Une ODI aurait été utilisée pour la première fois dans le cadre des procédures entamées en vertu de la LACC de T. Eaton Company Limited (« Eatons ») en 1999 afin que soient retirés certains passifs d’Eatons avant sa fusion avec Sears Canada Inc. (« Sears »). L’ODI permettait à Sears de conserver les avantages découlant des pertes fiscales d’Eatons. En 2015, une ODI a également été utilisée dans le cadre des procédures entamées en vertu de la LACC de Plasco Energy Group Inc. (« Plasco ») pour permettre aux créanciers garantis qui avaient conclu une opération avec Plasco de conserver les avantages découlant des pertes fiscales de cette dernière. Il s’agirait des deux seuls cas où une ODI a été utilisée avant octobre 2019.
Les décisions de 2020 qui sont résumées ci-après témoignent du recours de plus en plus courant aux ODI.
Arrangement relatif à Nemaska Lithium inc., 2020 QCCA 1488
Date de la décision : 11 novembre 2020
Les débiteurs visés par la LACC participaient au développement d’un projet de mine de lithium au Québec.
--------------------
## [OBJECTIF DE LA TÂCHE]
D'après l'extrait, quels avantages l'ODI permettait-elle à Sears de conserver ?

## [DONNÉES ENREGISTRÉES]
--------------------
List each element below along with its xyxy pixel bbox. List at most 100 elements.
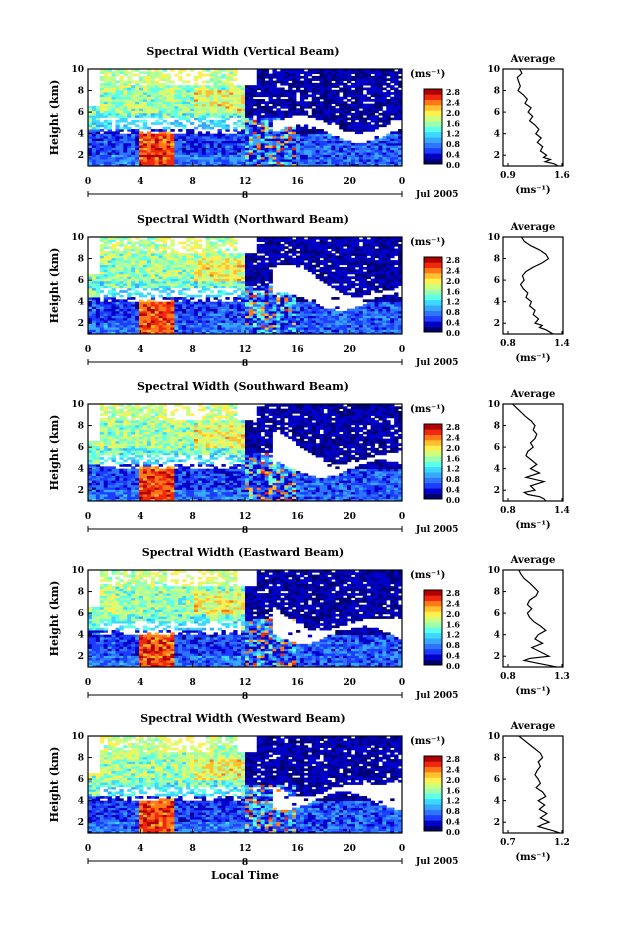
--------------------
## [RÉPONSE À L'EXERCICE]
Les avantages découlant des pertes fiscales d'Eatons.